For the records below, give the count of lines holding the word "this" and nothing more.

(Dataset excerpts)
------------------------

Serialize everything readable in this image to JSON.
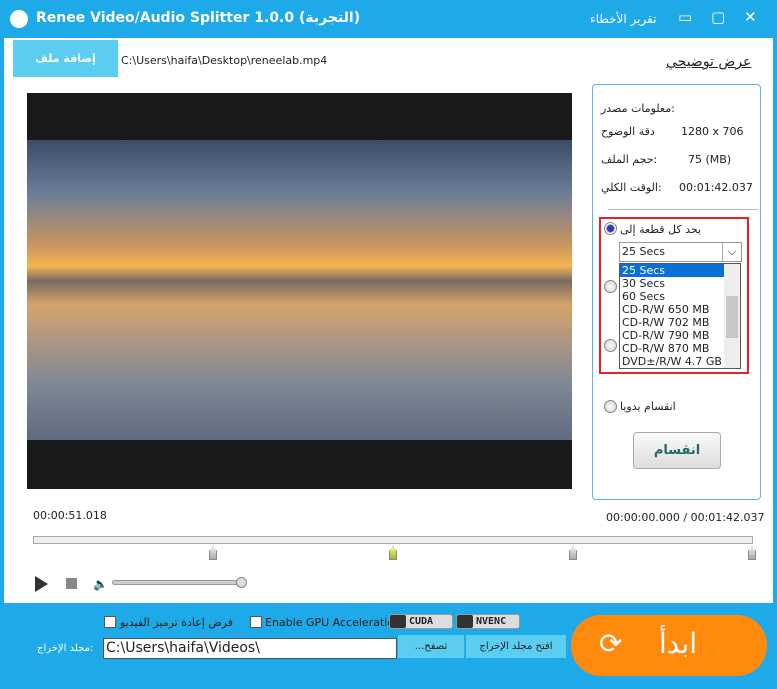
{
  "window": {
    "title": "Renee Video/Audio Splitter 1.0.0 (التجربة)",
    "report_errors": "تقرير الأخطاء",
    "minimize": "▭",
    "restore": "▢",
    "close": "✕"
  },
  "file": {
    "add_button": "إضافة ملف",
    "path": "C:\\Users\\haifa\\Desktop\\reneelab.mp4"
  },
  "preview_label": "عرض توضيحي",
  "source": {
    "heading": "معلومات مصدر:",
    "resolution_label": "دقة الوضوح",
    "resolution": "1280 x 706",
    "size_label": "حجم الملف:",
    "size": "75 (MB)",
    "duration_label": "الوقت الكلي:",
    "duration": "00:01:42.037"
  },
  "split": {
    "each_label": "يحد كل قطعة إلى",
    "selected": "25 Secs",
    "options": [
      "25 Secs",
      "30 Secs",
      "60 Secs",
      "CD-R/W 650 MB",
      "CD-R/W 702 MB",
      "CD-R/W 790 MB",
      "CD-R/W 870 MB",
      "DVD±/R/W 4.7 GB"
    ],
    "manual_label": "انقسام يدويا",
    "split_button": "انقسام"
  },
  "player": {
    "current": "00:00:51.018",
    "range": "00:00:00.000 / 00:01:42.037",
    "volume": 1.0
  },
  "bottom": {
    "reencode_label": "فرض إعادة ترميز الفيديو",
    "gpu_label": "Enable GPU Acceleration",
    "cuda": "CUDA",
    "nvenc": "NVENC",
    "output_label": "مجلد الإخراج:",
    "output_path": "C:\\Users\\haifa\\Videos\\",
    "browse": "...تصفح",
    "open_folder": "افتح مجلد الإخراج",
    "start": "ابدأ"
  },
  "colors": {
    "accent": "#1eaae8",
    "start": "#ff8a0c",
    "highlight": "#e8202e"
  }
}
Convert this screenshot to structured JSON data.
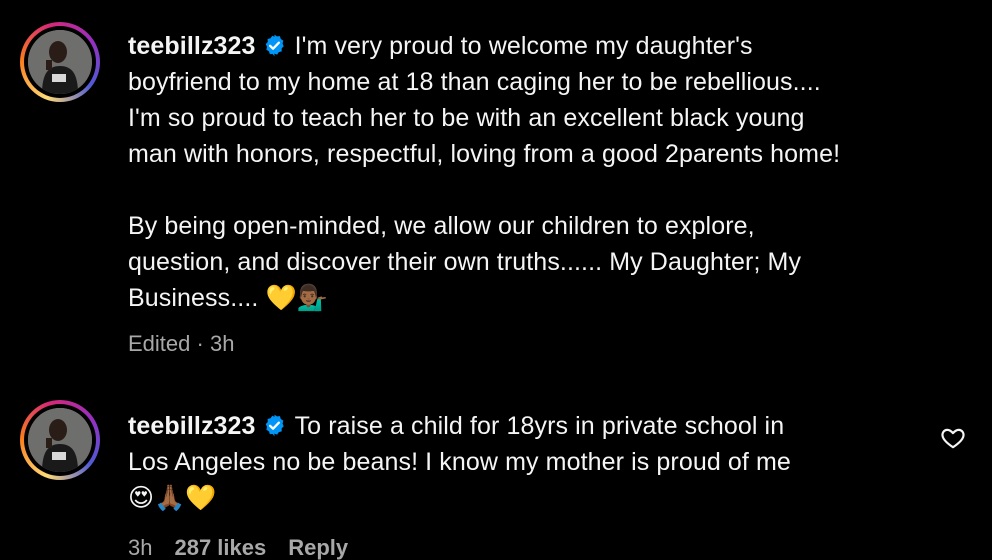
{
  "comments": [
    {
      "username": "teebillz323",
      "text": "I'm very proud to welcome my daughter's\nboyfriend to my home at 18 than caging her to be rebellious....\nI'm so proud to teach her to be with an excellent black young\nman with honors, respectful, loving from a good 2parents home!\n\nBy being open-minded, we allow our children to explore,\nquestion, and discover their own truths...... My Daughter; My\nBusiness.... ",
      "emoji": "💛💁🏾‍♂️",
      "edited": "Edited",
      "separator": "·",
      "time": "3h"
    },
    {
      "username": "teebillz323",
      "text": "To raise a child for 18yrs in private school in\nLos Angeles no be beans! I know my mother is proud of me\n",
      "emoji": "😍🙏🏾💛",
      "time": "3h",
      "likes": "287 likes",
      "reply": "Reply"
    }
  ],
  "colors": {
    "background": "#000000",
    "text": "#f5f5f5",
    "muted": "#a8a8a8",
    "verified": "#0095f6"
  },
  "icons": {
    "verified": "verified-badge-icon",
    "like": "heart-outline-icon"
  }
}
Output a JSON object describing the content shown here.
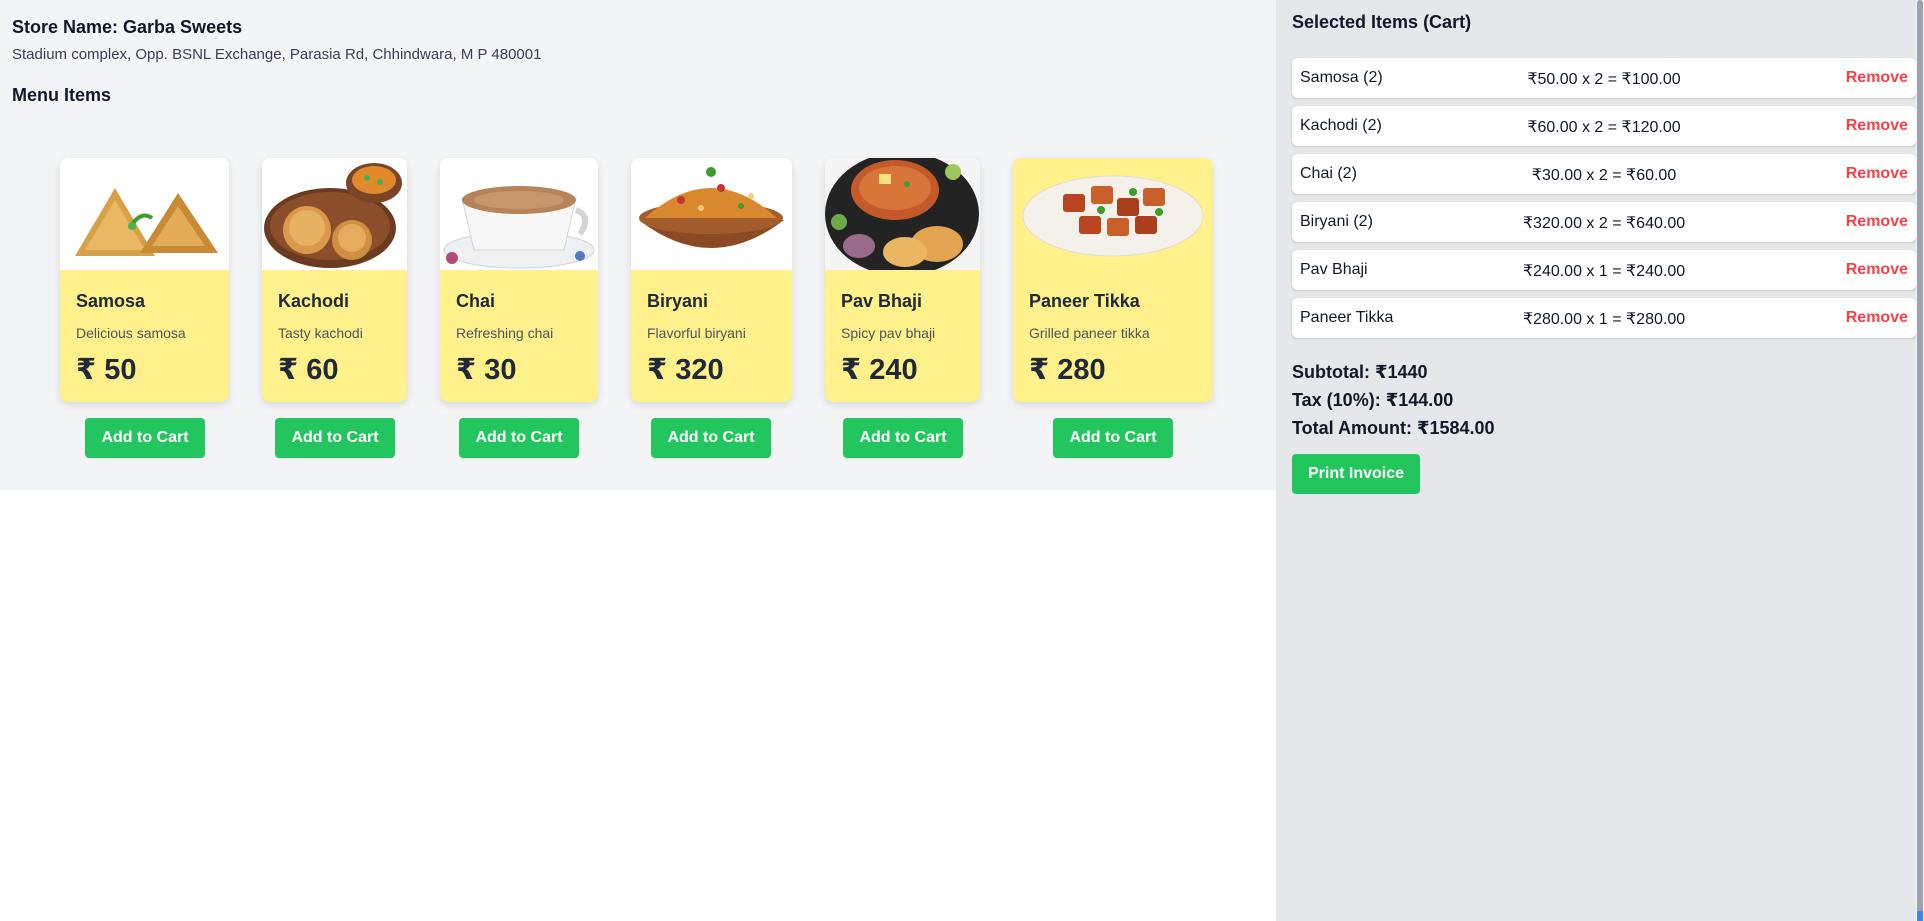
{
  "store": {
    "name_line": "Store Name: Garba Sweets",
    "address": "Stadium complex, Opp. BSNL Exchange, Parasia Rd, Chhindwara, M P 480001"
  },
  "menu": {
    "heading": "Menu Items",
    "add_label": "Add to Cart",
    "items": [
      {
        "name": "Samosa",
        "desc": "Delicious samosa",
        "price": "₹ 50",
        "icon": "samosa-image"
      },
      {
        "name": "Kachodi",
        "desc": "Tasty kachodi",
        "price": "₹ 60",
        "icon": "kachodi-image"
      },
      {
        "name": "Chai",
        "desc": "Refreshing chai",
        "price": "₹ 30",
        "icon": "chai-image"
      },
      {
        "name": "Biryani",
        "desc": "Flavorful biryani",
        "price": "₹ 320",
        "icon": "biryani-image"
      },
      {
        "name": "Pav Bhaji",
        "desc": "Spicy pav bhaji",
        "price": "₹ 240",
        "icon": "pav-bhaji-image"
      },
      {
        "name": "Paneer Tikka",
        "desc": "Grilled paneer tikka",
        "price": "₹ 280",
        "icon": "paneer-tikka-image"
      }
    ]
  },
  "cart": {
    "title": "Selected Items (Cart)",
    "remove_label": "Remove",
    "rows": [
      {
        "name": "Samosa (2)",
        "calc": "₹50.00 x 2 = ₹100.00"
      },
      {
        "name": "Kachodi (2)",
        "calc": "₹60.00 x 2 = ₹120.00"
      },
      {
        "name": "Chai (2)",
        "calc": "₹30.00 x 2 = ₹60.00"
      },
      {
        "name": "Biryani (2)",
        "calc": "₹320.00 x 2 = ₹640.00"
      },
      {
        "name": "Pav Bhaji",
        "calc": "₹240.00 x 1 = ₹240.00"
      },
      {
        "name": "Paneer Tikka",
        "calc": "₹280.00 x 1 = ₹280.00"
      }
    ],
    "subtotal": "Subtotal: ₹1440",
    "tax": "Tax (10%): ₹144.00",
    "total": "Total Amount: ₹1584.00",
    "print_label": "Print Invoice"
  },
  "colors": {
    "card_bg": "#fef08a",
    "button_green": "#22c55e",
    "remove_red": "#ef4444",
    "left_bg": "#f3f4f6",
    "cart_bg": "#e5e7eb"
  }
}
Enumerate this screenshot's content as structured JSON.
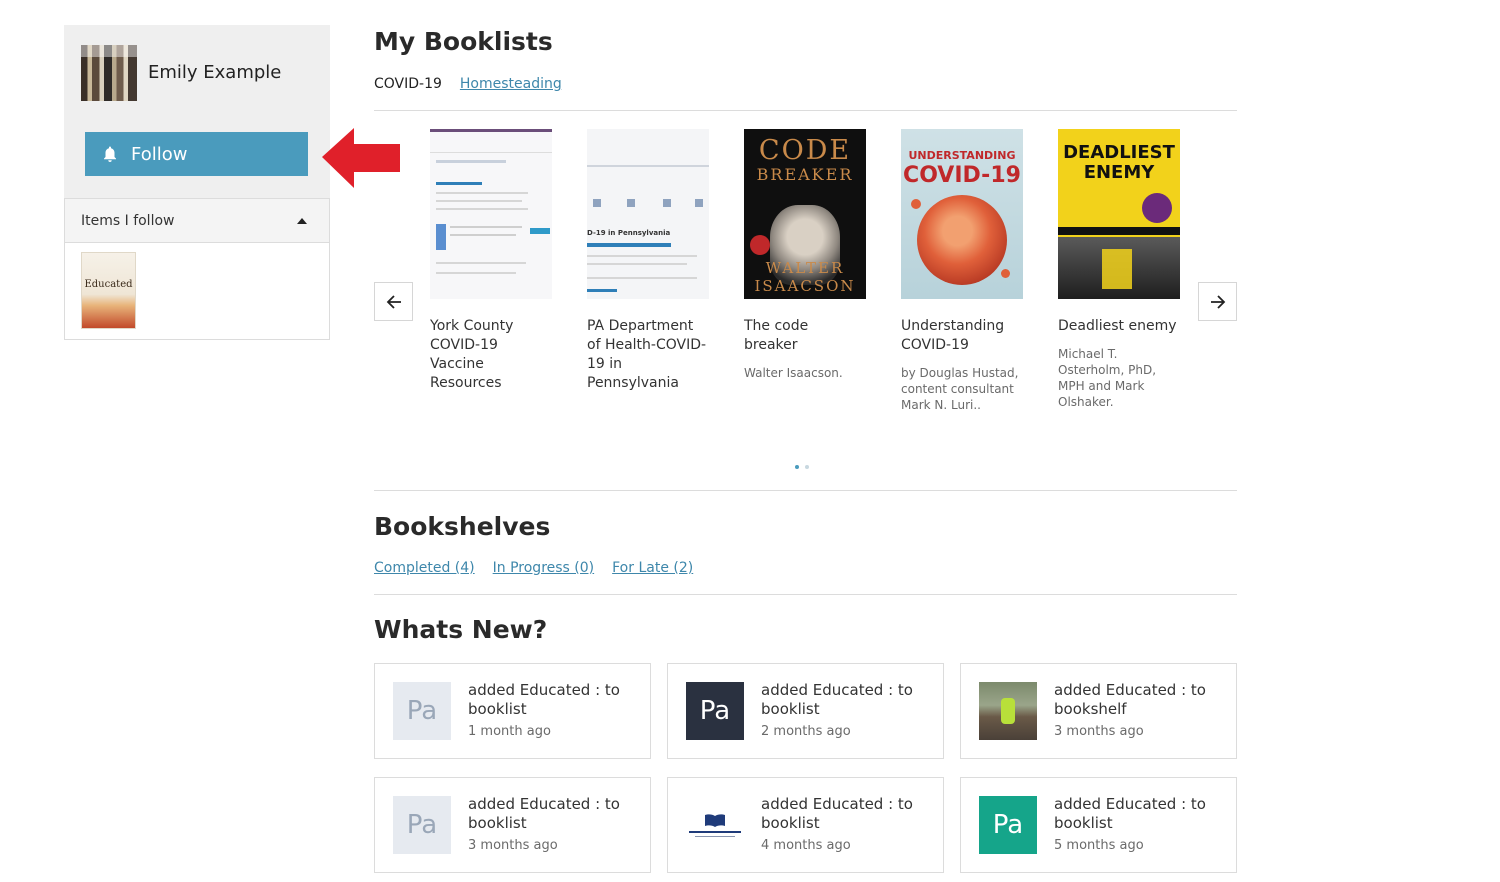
{
  "profile": {
    "name": "Emily Example",
    "follow_label": "Follow"
  },
  "following": {
    "header": "Items I follow",
    "items": [
      {
        "cover_text": "Educated"
      }
    ]
  },
  "booklists": {
    "title": "My Booklists",
    "tabs": [
      {
        "label": "COVID-19",
        "active": true
      },
      {
        "label": "Homesteading",
        "active": false
      }
    ],
    "books": [
      {
        "title": "York County COVID-19 Vaccine Resources",
        "author": ""
      },
      {
        "title": "PA Department of Health-COVID-19 in Pennsylvania",
        "author": "",
        "cover_text": "D-19 in Pennsylvania"
      },
      {
        "title": "The code breaker",
        "author": "Walter Isaacson.",
        "cover_text": [
          "CODE",
          "BREAKER",
          "WALTER",
          "ISAACSON"
        ]
      },
      {
        "title": "Understanding COVID-19",
        "author": "by Douglas Hustad, content consultant Mark N. Luri..",
        "cover_text": [
          "UNDERSTANDING",
          "COVID-19"
        ]
      },
      {
        "title": "Deadliest enemy",
        "author": "Michael T. Osterholm, PhD, MPH and Mark Olshaker.",
        "cover_text": [
          "DEADLIEST",
          "ENEMY"
        ]
      }
    ],
    "pages": 2,
    "current_page": 1
  },
  "bookshelves": {
    "title": "Bookshelves",
    "links": [
      "Completed (4)",
      "In Progress (0)",
      "For Late (2)"
    ]
  },
  "whats_new": {
    "title": "Whats New?",
    "items": [
      {
        "text": "added Educated : to booklist",
        "time": "1 month ago",
        "thumb": "Pa",
        "thumb_style": "light"
      },
      {
        "text": "added Educated : to booklist",
        "time": "2 months ago",
        "thumb": "Pa",
        "thumb_style": "dark"
      },
      {
        "text": "added Educated : to bookshelf",
        "time": "3 months ago",
        "thumb": "",
        "thumb_style": "photo"
      },
      {
        "text": "added Educated : to booklist",
        "time": "3 months ago",
        "thumb": "Pa",
        "thumb_style": "light"
      },
      {
        "text": "added Educated : to booklist",
        "time": "4 months ago",
        "thumb": "",
        "thumb_style": "logo"
      },
      {
        "text": "added Educated : to booklist",
        "time": "5 months ago",
        "thumb": "Pa",
        "thumb_style": "teal"
      }
    ]
  },
  "colors": {
    "accent": "#4a9bbd",
    "link": "#3e87ab",
    "arrow": "#e0202a"
  },
  "icons": {
    "bell": "bell-icon",
    "prev": "arrow-left-icon",
    "next": "arrow-right-icon",
    "collapse": "caret-up-icon",
    "pointer": "red-arrow-icon"
  }
}
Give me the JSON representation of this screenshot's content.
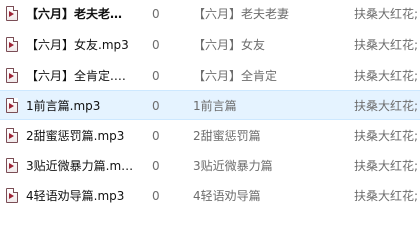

------------------------

> **Finished task**: 4